▸ The request
Retype the line in which "Parse this screenshot: output" appears, then every line after it until the records end. Leave out the pictures.

▸ Exercise material
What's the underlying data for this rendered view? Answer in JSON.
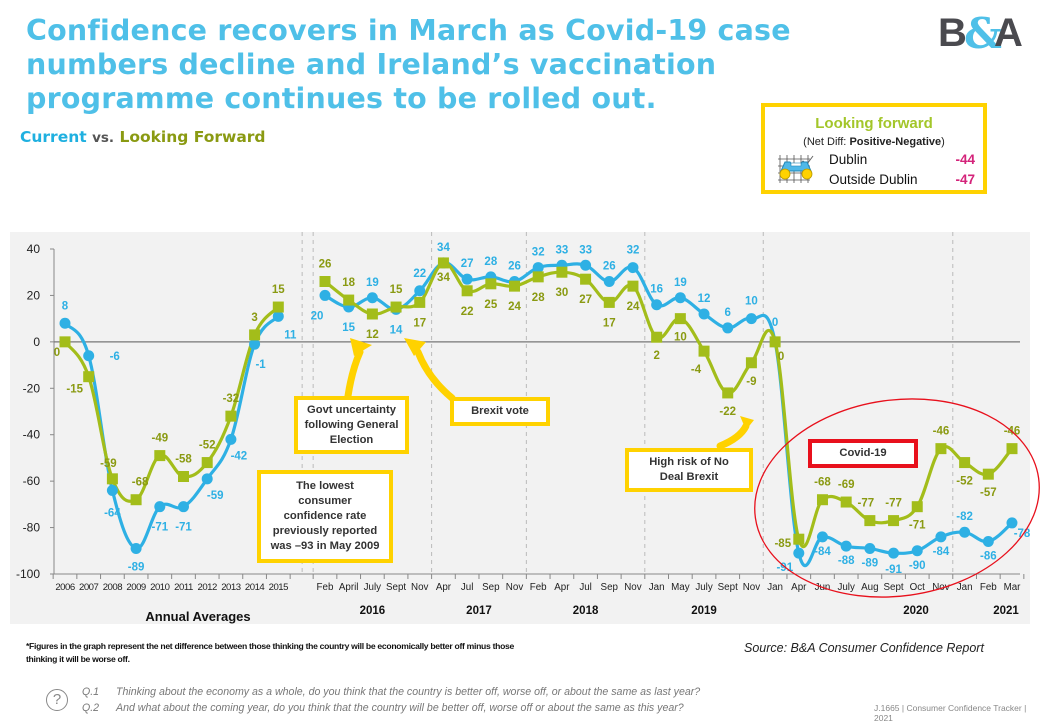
{
  "header": {
    "title": "Confidence recovers in March as Covid-19 case numbers decline and Ireland’s vaccination programme continues to be rolled out.",
    "subtitle_current": "Current",
    "subtitle_vs": "vs.",
    "subtitle_forward": "Looking Forward",
    "logo": "B&A"
  },
  "looking_forward_box": {
    "title": "Looking forward",
    "subtitle_prefix": "(Net Diff: ",
    "subtitle_bold": "Positive-Negative",
    "subtitle_suffix": ")",
    "icon": "car-chart-icon",
    "rows": [
      {
        "label": "Dublin",
        "value": "-44"
      },
      {
        "label": "Outside Dublin",
        "value": "-47"
      }
    ]
  },
  "annotations": {
    "govt": "Govt uncertainty following General Election",
    "brexit": "Brexit vote",
    "lowest": "The lowest consumer confidence rate previously reported was –93 in May 2009",
    "nodeal": "High risk of No Deal Brexit",
    "covid": "Covid-19"
  },
  "colors": {
    "current": "#2eb0e4",
    "forward": "#a3bd1a",
    "forward_label": "#8a9a12",
    "callout": "#ffd200",
    "covid": "#e8101c"
  },
  "chart_data": {
    "type": "line",
    "title": "Current vs. Looking Forward",
    "xlabel": "",
    "ylabel": "",
    "ylim": [
      -100,
      40
    ],
    "yticks": [
      40,
      20,
      0,
      -20,
      -40,
      -60,
      -80,
      -100
    ],
    "grid": false,
    "annual_label": "Annual Averages",
    "categories": [
      "2006",
      "2007",
      "2008",
      "2009",
      "2010",
      "2011",
      "2012",
      "2013",
      "2014",
      "2015",
      "Feb",
      "April",
      "July",
      "Sept",
      "Nov",
      "Apr",
      "Jul",
      "Sep",
      "Nov",
      "Feb",
      "Apr",
      "Jul",
      "Sep",
      "Nov",
      "Jan",
      "May",
      "July",
      "Sept",
      "Nov",
      "Jan",
      "Apr",
      "Jun",
      "July",
      "Aug",
      "Sept",
      "Oct",
      "Nov",
      "Jan",
      "Feb",
      "Mar"
    ],
    "year_groups": [
      {
        "label": "2016",
        "start": 10,
        "end": 14
      },
      {
        "label": "2017",
        "start": 15,
        "end": 18
      },
      {
        "label": "2018",
        "start": 19,
        "end": 23
      },
      {
        "label": "2019",
        "start": 24,
        "end": 28
      },
      {
        "label": "2020",
        "start": 29,
        "end": 36
      },
      {
        "label": "2021",
        "start": 37,
        "end": 39
      }
    ],
    "series": [
      {
        "name": "Current",
        "values": [
          8,
          -6,
          -64,
          -89,
          -71,
          -71,
          -59,
          -42,
          -1,
          11,
          20,
          15,
          19,
          14,
          22,
          34,
          27,
          28,
          26,
          32,
          33,
          33,
          26,
          32,
          16,
          19,
          12,
          6,
          10,
          0,
          -91,
          -84,
          -88,
          -89,
          -91,
          -90,
          -84,
          -82,
          -86,
          -78
        ]
      },
      {
        "name": "Looking Forward",
        "values": [
          0,
          -15,
          -59,
          -68,
          -49,
          -58,
          -52,
          -32,
          3,
          15,
          26,
          18,
          12,
          15,
          17,
          34,
          22,
          25,
          24,
          28,
          30,
          27,
          17,
          24,
          2,
          10,
          -4,
          -22,
          -9,
          0,
          -85,
          -68,
          -69,
          -77,
          -77,
          -71,
          -46,
          -52,
          -57,
          -46
        ]
      }
    ]
  },
  "footer": {
    "footnote": "*Figures in the graph represent the net difference between those thinking the country will be economically better off minus those thinking it will be worse off.",
    "source": "Source:  B&A Consumer Confidence Report",
    "q1_num": "Q.1",
    "q1_text": "Thinking about the economy as a whole, do you think that the country is better off, worse off, or about the same as last year?",
    "q2_num": "Q.2",
    "q2_text": "And what about the coming year, do you think that the country will be better off, worse off or about the same as this year?",
    "tracker": "J.1665 | Consumer Confidence Tracker | 2021"
  }
}
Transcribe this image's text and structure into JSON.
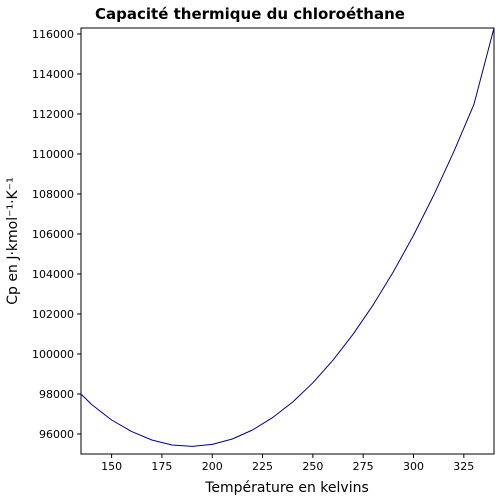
{
  "chart_data": {
    "type": "line",
    "title": "Capacité thermique du chloroéthane",
    "xlabel": "Température en kelvins",
    "ylabel": "Cp en J·kmol⁻¹·K⁻¹",
    "xlim": [
      134.8,
      340
    ],
    "ylim": [
      95000,
      116300
    ],
    "xticks": [
      150,
      175,
      200,
      225,
      250,
      275,
      300,
      325
    ],
    "yticks": [
      96000,
      98000,
      100000,
      102000,
      104000,
      106000,
      108000,
      110000,
      112000,
      114000,
      116000
    ],
    "grid": false,
    "series": [
      {
        "color": "#00008b",
        "x": [
          134.8,
          140,
          150,
          160,
          170,
          180,
          190,
          200,
          210,
          220,
          230,
          240,
          250,
          260,
          270,
          280,
          290,
          300,
          310,
          320,
          330,
          340
        ],
        "y": [
          98000,
          97480,
          96700,
          96120,
          95700,
          95450,
          95380,
          95480,
          95750,
          96200,
          96820,
          97600,
          98560,
          99690,
          100990,
          102460,
          104110,
          105930,
          107930,
          110110,
          112470,
          116300
        ]
      }
    ]
  }
}
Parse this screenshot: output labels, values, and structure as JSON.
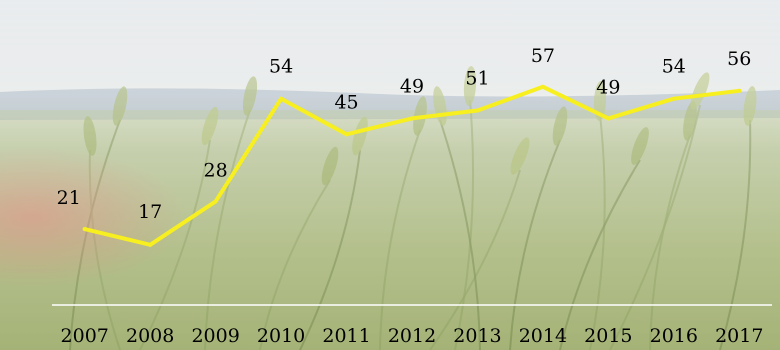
{
  "chart_data": {
    "type": "line",
    "categories": [
      "2007",
      "2008",
      "2009",
      "2010",
      "2011",
      "2012",
      "2013",
      "2014",
      "2015",
      "2016",
      "2017"
    ],
    "values": [
      21,
      17,
      28,
      54,
      45,
      49,
      51,
      57,
      49,
      54,
      56
    ],
    "data_labels": [
      "21",
      "17",
      "28",
      "54",
      "45",
      "49",
      "51",
      "57",
      "49",
      "54",
      "56"
    ],
    "title": "",
    "xlabel": "",
    "ylabel": "",
    "ylim": [
      0,
      70
    ],
    "grid": false,
    "legend": "none",
    "background": "wheat-field-photo",
    "colors": {
      "line": "#f7ef1f",
      "axis": "#ffffff",
      "text": "#000000"
    }
  }
}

▸ Exercise output
Parse this screenshot: output labels, values, and structure as JSON.
{
  "chart_data": {
    "type": "line",
    "categories": [
      "2007",
      "2008",
      "2009",
      "2010",
      "2011",
      "2012",
      "2013",
      "2014",
      "2015",
      "2016",
      "2017"
    ],
    "values": [
      21,
      17,
      28,
      54,
      45,
      49,
      51,
      57,
      49,
      54,
      56
    ],
    "data_labels": [
      "21",
      "17",
      "28",
      "54",
      "45",
      "49",
      "51",
      "57",
      "49",
      "54",
      "56"
    ],
    "title": "",
    "xlabel": "",
    "ylabel": "",
    "ylim": [
      0,
      70
    ],
    "grid": false,
    "legend": "none",
    "background": "wheat-field-photo",
    "colors": {
      "line": "#f7ef1f",
      "axis": "#ffffff",
      "text": "#000000"
    }
  }
}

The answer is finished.